>> Begin DATA TO USE
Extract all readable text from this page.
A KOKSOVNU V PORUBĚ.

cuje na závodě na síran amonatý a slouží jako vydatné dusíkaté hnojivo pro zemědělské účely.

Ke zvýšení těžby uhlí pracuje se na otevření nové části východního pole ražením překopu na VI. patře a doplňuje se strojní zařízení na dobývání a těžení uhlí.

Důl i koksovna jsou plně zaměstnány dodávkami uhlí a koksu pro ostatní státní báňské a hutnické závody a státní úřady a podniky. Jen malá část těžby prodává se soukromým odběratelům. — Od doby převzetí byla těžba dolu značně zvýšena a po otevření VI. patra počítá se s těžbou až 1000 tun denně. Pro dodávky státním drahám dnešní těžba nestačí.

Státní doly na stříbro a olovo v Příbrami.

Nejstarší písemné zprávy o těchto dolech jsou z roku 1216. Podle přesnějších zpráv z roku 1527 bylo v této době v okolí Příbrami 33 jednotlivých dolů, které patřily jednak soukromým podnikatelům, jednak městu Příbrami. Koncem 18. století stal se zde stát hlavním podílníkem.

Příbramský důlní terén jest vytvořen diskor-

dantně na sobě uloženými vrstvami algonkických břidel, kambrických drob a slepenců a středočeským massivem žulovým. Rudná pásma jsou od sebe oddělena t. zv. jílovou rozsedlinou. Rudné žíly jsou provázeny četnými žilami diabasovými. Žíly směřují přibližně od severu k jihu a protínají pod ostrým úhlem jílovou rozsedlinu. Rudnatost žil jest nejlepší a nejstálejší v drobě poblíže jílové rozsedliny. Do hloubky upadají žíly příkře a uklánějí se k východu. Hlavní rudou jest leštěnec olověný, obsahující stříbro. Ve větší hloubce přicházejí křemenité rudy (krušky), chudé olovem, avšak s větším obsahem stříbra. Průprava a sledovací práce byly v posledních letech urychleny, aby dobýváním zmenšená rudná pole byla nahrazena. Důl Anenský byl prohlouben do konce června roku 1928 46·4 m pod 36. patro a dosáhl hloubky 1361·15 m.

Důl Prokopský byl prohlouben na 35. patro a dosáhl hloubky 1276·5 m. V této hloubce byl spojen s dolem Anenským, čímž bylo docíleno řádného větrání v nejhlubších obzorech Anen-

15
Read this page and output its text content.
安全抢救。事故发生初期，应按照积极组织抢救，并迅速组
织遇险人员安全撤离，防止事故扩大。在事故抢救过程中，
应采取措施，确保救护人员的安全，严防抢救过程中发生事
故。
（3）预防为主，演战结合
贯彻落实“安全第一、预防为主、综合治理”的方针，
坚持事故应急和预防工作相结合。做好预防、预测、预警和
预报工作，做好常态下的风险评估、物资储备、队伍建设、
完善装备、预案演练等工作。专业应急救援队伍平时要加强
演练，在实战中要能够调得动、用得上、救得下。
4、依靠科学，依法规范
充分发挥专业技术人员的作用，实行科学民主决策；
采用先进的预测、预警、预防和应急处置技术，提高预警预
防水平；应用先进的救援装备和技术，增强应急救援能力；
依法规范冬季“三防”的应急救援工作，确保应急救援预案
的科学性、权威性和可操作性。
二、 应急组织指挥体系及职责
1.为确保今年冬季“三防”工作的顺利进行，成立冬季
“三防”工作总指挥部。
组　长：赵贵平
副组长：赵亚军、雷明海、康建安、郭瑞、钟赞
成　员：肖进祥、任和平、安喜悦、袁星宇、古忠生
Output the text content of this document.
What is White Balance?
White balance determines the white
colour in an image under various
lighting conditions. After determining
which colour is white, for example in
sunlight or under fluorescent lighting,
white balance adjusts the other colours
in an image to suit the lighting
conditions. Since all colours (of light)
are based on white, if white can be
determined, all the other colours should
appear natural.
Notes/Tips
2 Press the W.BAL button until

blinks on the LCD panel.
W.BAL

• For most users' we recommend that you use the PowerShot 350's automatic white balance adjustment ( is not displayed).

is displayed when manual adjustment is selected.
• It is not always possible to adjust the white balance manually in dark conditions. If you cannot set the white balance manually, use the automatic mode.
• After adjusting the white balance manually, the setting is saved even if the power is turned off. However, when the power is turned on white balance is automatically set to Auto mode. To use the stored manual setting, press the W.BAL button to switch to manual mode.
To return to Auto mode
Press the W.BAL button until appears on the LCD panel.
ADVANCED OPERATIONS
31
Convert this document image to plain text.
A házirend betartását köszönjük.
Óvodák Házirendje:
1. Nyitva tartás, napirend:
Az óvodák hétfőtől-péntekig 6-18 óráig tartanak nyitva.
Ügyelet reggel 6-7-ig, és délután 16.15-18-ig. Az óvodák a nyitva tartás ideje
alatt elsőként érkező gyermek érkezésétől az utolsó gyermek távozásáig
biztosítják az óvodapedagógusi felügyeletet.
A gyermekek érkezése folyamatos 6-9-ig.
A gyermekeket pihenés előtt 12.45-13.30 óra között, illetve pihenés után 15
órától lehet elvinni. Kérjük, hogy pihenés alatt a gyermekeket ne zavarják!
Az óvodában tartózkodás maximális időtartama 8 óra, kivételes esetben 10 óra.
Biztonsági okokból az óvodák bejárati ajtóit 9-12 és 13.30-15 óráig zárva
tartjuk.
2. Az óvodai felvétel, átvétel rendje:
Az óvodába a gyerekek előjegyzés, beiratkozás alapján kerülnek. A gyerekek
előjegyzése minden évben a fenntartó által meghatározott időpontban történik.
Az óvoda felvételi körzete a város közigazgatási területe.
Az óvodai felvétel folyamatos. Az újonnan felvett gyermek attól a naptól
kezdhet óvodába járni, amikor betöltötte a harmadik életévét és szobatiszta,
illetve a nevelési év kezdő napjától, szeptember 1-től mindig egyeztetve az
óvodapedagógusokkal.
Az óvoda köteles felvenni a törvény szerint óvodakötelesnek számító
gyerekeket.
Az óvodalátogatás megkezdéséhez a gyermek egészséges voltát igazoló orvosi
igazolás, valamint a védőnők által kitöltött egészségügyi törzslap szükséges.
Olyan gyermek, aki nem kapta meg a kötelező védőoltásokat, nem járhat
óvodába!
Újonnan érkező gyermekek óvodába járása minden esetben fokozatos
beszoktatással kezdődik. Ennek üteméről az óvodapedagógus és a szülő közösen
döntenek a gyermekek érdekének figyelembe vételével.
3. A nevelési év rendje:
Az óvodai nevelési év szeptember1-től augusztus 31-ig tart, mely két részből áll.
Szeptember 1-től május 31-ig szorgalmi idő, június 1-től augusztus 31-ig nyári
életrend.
>> End DATA TO USE
> **WHAT YOU SHOULD DO**
All of the data needs to be reproduced exactly, with no line missing.

> **WRITTEN RESPONSE**
Extract all readable text from this page.
A KOKSOVNU V PORUBĚ.

cuje na závodě na síran amonatý a slouží jako vydatné dusíkaté hnojivo pro zemědělské účely.

Ke zvýšení těžby uhlí pracuje se na otevření nové části východního pole ražením překopu na VI. patře a doplňuje se strojní zařízení na dobývání a těžení uhlí.

Důl i koksovna jsou plně zaměstnány dodávkami uhlí a koksu pro ostatní státní báňské a hutnické závody a státní úřady a podniky. Jen malá část těžby prodává se soukromým odběratelům. — Od doby převzetí byla těžba dolu značně zvýšena a po otevření VI. patra počítá se s těžbou až 1000 tun denně. Pro dodávky státním drahám dnešní těžba nestačí.

Státní doly na stříbro a olovo v Příbrami.

Nejstarší písemné zprávy o těchto dolech jsou z roku 1216. Podle přesnějších zpráv z roku 1527 bylo v této době v okolí Příbrami 33 jednotlivých dolů, které patřily jednak soukromým podnikatelům, jednak městu Příbrami. Koncem 18. století stal se zde stát hlavním podílníkem.

Příbramský důlní terén jest vytvořen diskor-

dantně na sobě uloženými vrstvami algonkických břidel, kambrických drob a slepenců a středočeským massivem žulovým. Rudná pásma jsou od sebe oddělena t. zv. jílovou rozsedlinou. Rudné žíly jsou provázeny četnými žilami diabasovými. Žíly směřují přibližně od severu k jihu a protínají pod ostrým úhlem jílovou rozsedlinu. Rudnatost žil jest nejlepší a nejstálejší v drobě poblíže jílové rozsedliny. Do hloubky upadají žíly příkře a uklánějí se k východu. Hlavní rudou jest leštěnec olověný, obsahující stříbro. Ve větší hloubce přicházejí křemenité rudy (krušky), chudé olovem, avšak s větším obsahem stříbra. Průprava a sledovací práce byly v posledních letech urychleny, aby dobýváním zmenšená rudná pole byla nahrazena. Důl Anenský byl prohlouben do konce června roku 1928 46·4 m pod 36. patro a dosáhl hloubky 1361·15 m.

Důl Prokopský byl prohlouben na 35. patro a dosáhl hloubky 1276·5 m. V této hloubce byl spojen s dolem Anenským, čímž bylo docíleno řádného větrání v nejhlubších obzorech Anen-

15
Read this page and output its text content.
安全抢救。事故发生初期，应按照积极组织抢救，并迅速组
织遇险人员安全撤离，防止事故扩大。在事故抢救过程中，
应采取措施，确保救护人员的安全，严防抢救过程中发生事
故。
（3）预防为主，演战结合
贯彻落实“安全第一、预防为主、综合治理”的方针，
坚持事故应急和预防工作相结合。做好预防、预测、预警和
预报工作，做好常态下的风险评估、物资储备、队伍建设、
完善装备、预案演练等工作。专业应急救援队伍平时要加强
演练，在实战中要能够调得动、用得上、救得下。
4、依靠科学，依法规范
充分发挥专业技术人员的作用，实行科学民主决策；
采用先进的预测、预警、预防和应急处置技术，提高预警预
防水平；应用先进的救援装备和技术，增强应急救援能力；
依法规范冬季“三防”的应急救援工作，确保应急救援预案
的科学性、权威性和可操作性。
二、 应急组织指挥体系及职责
1.为确保今年冬季“三防”工作的顺利进行，成立冬季
“三防”工作总指挥部。
组　长：赵贵平
副组长：赵亚军、雷明海、康建安、郭瑞、钟赞
成　员：肖进祥、任和平、安喜悦、袁星宇、古忠生
Output the text content of this document.
What is White Balance?
White balance determines the white
colour in an image under various
lighting conditions. After determining
which colour is white, for example in
sunlight or under fluorescent lighting,
white balance adjusts the other colours
in an image to suit the lighting
conditions. Since all colours (of light)
are based on white, if white can be
determined, all the other colours should
appear natural.
Notes/Tips
2 Press the W.BAL button until

blinks on the LCD panel.
W.BAL

• For most users' we recommend that you use the PowerShot 350's automatic white balance adjustment ( is not displayed).

is displayed when manual adjustment is selected.
• It is not always possible to adjust the white balance manually in dark conditions. If you cannot set the white balance manually, use the automatic mode.
• After adjusting the white balance manually, the setting is saved even if the power is turned off. However, when the power is turned on white balance is automatically set to Auto mode. To use the stored manual setting, press the W.BAL button to switch to manual mode.
To return to Auto mode
Press the W.BAL button until appears on the LCD panel.
ADVANCED OPERATIONS
31
Convert this document image to plain text.
A házirend betartását köszönjük.
Óvodák Házirendje:
1. Nyitva tartás, napirend:
Az óvodák hétfőtől-péntekig 6-18 óráig tartanak nyitva.
Ügyelet reggel 6-7-ig, és délután 16.15-18-ig. Az óvodák a nyitva tartás ideje
alatt elsőként érkező gyermek érkezésétől az utolsó gyermek távozásáig
biztosítják az óvodapedagógusi felügyeletet.
A gyermekek érkezése folyamatos 6-9-ig.
A gyermekeket pihenés előtt 12.45-13.30 óra között, illetve pihenés után 15
órától lehet elvinni. Kérjük, hogy pihenés alatt a gyermekeket ne zavarják!
Az óvodában tartózkodás maximális időtartama 8 óra, kivételes esetben 10 óra.
Biztonsági okokból az óvodák bejárati ajtóit 9-12 és 13.30-15 óráig zárva
tartjuk.
2. Az óvodai felvétel, átvétel rendje:
Az óvodába a gyerekek előjegyzés, beiratkozás alapján kerülnek. A gyerekek
előjegyzése minden évben a fenntartó által meghatározott időpontban történik.
Az óvoda felvételi körzete a város közigazgatási területe.
Az óvodai felvétel folyamatos. Az újonnan felvett gyermek attól a naptól
kezdhet óvodába járni, amikor betöltötte a harmadik életévét és szobatiszta,
illetve a nevelési év kezdő napjától, szeptember 1-től mindig egyeztetve az
óvodapedagógusokkal.
Az óvoda köteles felvenni a törvény szerint óvodakötelesnek számító
gyerekeket.
Az óvodalátogatás megkezdéséhez a gyermek egészséges voltát igazoló orvosi
igazolás, valamint a védőnők által kitöltött egészségügyi törzslap szükséges.
Olyan gyermek, aki nem kapta meg a kötelező védőoltásokat, nem járhat
óvodába!
Újonnan érkező gyermekek óvodába járása minden esetben fokozatos
beszoktatással kezdődik. Ennek üteméről az óvodapedagógus és a szülő közösen
döntenek a gyermekek érdekének figyelembe vételével.
3. A nevelési év rendje:
Az óvodai nevelési év szeptember1-től augusztus 31-ig tart, mely két részből áll.
Szeptember 1-től május 31-ig szorgalmi idő, június 1-től augusztus 31-ig nyári
életrend.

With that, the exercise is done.